## begin Provided entries

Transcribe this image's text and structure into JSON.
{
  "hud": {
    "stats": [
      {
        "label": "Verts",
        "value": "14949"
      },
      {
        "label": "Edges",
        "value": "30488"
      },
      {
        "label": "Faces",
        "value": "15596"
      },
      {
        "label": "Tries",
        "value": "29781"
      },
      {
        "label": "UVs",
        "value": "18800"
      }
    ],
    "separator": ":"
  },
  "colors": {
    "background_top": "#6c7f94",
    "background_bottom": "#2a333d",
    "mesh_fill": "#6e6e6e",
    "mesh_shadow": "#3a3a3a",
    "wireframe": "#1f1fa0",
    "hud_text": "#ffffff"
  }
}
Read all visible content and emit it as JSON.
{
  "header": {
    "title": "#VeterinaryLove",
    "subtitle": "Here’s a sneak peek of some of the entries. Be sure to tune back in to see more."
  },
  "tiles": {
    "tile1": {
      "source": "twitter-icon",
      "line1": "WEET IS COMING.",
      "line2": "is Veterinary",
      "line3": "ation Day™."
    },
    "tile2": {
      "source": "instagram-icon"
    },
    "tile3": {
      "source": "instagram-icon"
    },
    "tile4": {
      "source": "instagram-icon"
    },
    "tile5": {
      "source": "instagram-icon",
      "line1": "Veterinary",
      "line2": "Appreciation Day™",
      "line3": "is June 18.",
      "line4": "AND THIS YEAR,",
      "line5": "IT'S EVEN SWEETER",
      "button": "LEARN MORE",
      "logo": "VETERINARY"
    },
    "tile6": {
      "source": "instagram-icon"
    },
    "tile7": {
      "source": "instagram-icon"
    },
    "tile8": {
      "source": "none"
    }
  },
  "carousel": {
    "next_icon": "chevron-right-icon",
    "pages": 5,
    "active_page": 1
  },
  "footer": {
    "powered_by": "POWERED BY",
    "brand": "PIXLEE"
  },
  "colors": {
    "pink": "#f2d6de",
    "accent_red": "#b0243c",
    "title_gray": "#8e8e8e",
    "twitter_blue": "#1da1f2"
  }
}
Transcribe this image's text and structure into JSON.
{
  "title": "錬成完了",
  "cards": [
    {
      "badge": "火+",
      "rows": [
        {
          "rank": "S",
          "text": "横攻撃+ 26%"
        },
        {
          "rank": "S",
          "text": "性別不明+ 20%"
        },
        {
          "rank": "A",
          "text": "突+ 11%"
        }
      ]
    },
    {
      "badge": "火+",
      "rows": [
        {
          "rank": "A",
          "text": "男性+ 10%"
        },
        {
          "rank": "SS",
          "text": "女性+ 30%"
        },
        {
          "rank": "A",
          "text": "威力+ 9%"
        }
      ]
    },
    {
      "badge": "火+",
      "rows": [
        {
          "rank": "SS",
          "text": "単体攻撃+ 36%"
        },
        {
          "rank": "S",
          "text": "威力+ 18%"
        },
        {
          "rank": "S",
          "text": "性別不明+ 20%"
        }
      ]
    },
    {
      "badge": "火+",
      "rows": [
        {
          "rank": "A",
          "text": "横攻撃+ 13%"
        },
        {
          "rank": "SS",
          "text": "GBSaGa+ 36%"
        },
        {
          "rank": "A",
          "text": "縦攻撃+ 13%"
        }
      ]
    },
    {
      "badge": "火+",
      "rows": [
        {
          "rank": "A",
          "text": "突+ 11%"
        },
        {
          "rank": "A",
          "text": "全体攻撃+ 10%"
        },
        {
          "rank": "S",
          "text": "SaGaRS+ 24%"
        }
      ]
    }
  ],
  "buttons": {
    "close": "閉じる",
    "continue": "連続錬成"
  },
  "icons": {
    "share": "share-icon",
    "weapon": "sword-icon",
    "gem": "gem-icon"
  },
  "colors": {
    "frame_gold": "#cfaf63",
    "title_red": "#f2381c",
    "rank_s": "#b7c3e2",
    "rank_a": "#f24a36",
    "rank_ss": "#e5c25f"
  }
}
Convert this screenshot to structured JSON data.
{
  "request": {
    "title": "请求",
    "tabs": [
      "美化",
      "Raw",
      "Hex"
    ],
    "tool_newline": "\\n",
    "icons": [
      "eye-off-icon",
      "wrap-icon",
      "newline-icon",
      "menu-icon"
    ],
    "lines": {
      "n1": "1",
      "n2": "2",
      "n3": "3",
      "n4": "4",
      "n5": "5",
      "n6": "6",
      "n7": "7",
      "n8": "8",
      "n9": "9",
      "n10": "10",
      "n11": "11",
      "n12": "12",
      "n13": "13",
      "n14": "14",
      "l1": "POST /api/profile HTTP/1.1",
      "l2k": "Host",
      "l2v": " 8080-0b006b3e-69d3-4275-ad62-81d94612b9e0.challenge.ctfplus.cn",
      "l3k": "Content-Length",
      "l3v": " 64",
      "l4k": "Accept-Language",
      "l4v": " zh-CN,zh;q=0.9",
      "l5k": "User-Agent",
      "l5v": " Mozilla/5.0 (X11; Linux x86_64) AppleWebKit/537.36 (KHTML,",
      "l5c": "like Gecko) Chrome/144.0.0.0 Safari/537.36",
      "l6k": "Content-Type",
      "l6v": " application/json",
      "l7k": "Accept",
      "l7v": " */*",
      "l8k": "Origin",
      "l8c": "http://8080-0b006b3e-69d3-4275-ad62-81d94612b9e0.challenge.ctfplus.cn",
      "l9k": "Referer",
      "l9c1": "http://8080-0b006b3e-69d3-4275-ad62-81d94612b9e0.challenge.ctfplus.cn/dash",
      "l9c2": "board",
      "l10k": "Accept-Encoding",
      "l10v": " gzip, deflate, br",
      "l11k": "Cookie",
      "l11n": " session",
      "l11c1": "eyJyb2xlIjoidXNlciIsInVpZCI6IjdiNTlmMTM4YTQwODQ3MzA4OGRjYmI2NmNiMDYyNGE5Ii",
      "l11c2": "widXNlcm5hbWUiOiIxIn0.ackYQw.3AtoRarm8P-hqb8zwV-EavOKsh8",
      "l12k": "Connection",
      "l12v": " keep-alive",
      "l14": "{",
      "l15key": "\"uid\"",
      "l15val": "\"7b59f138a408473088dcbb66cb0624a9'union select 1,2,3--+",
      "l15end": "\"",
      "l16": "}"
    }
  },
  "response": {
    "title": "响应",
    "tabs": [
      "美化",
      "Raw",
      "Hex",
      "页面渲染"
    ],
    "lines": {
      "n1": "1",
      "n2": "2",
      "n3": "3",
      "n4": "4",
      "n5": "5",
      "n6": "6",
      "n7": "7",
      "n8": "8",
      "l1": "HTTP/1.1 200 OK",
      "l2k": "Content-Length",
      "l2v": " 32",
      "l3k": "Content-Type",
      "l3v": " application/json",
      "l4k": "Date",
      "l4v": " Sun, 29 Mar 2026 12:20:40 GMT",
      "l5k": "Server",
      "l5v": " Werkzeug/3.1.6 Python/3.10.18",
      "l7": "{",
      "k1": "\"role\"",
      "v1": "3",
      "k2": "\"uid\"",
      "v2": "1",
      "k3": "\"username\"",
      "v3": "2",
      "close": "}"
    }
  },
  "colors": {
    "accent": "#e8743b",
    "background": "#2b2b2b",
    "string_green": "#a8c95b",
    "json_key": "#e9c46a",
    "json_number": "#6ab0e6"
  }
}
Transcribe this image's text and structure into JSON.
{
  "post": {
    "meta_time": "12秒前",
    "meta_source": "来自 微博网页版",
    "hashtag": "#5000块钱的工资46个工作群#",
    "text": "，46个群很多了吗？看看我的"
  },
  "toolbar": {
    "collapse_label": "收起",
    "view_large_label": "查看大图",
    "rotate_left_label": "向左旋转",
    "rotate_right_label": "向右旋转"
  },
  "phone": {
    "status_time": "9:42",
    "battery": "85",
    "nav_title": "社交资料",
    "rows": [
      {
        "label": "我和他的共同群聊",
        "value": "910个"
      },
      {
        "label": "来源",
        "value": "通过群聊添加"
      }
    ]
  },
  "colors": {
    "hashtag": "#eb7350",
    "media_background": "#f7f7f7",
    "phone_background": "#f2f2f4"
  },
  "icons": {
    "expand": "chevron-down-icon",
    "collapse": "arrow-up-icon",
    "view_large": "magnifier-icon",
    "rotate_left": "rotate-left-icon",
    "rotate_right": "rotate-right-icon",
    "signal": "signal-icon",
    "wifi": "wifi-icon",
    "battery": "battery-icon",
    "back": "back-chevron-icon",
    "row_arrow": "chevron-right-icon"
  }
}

## end Provided entries

=== What you should do ===
Using the listing above, say how many of its lines contain the string "application", giving nothing but the figure.

=== Task response ===
2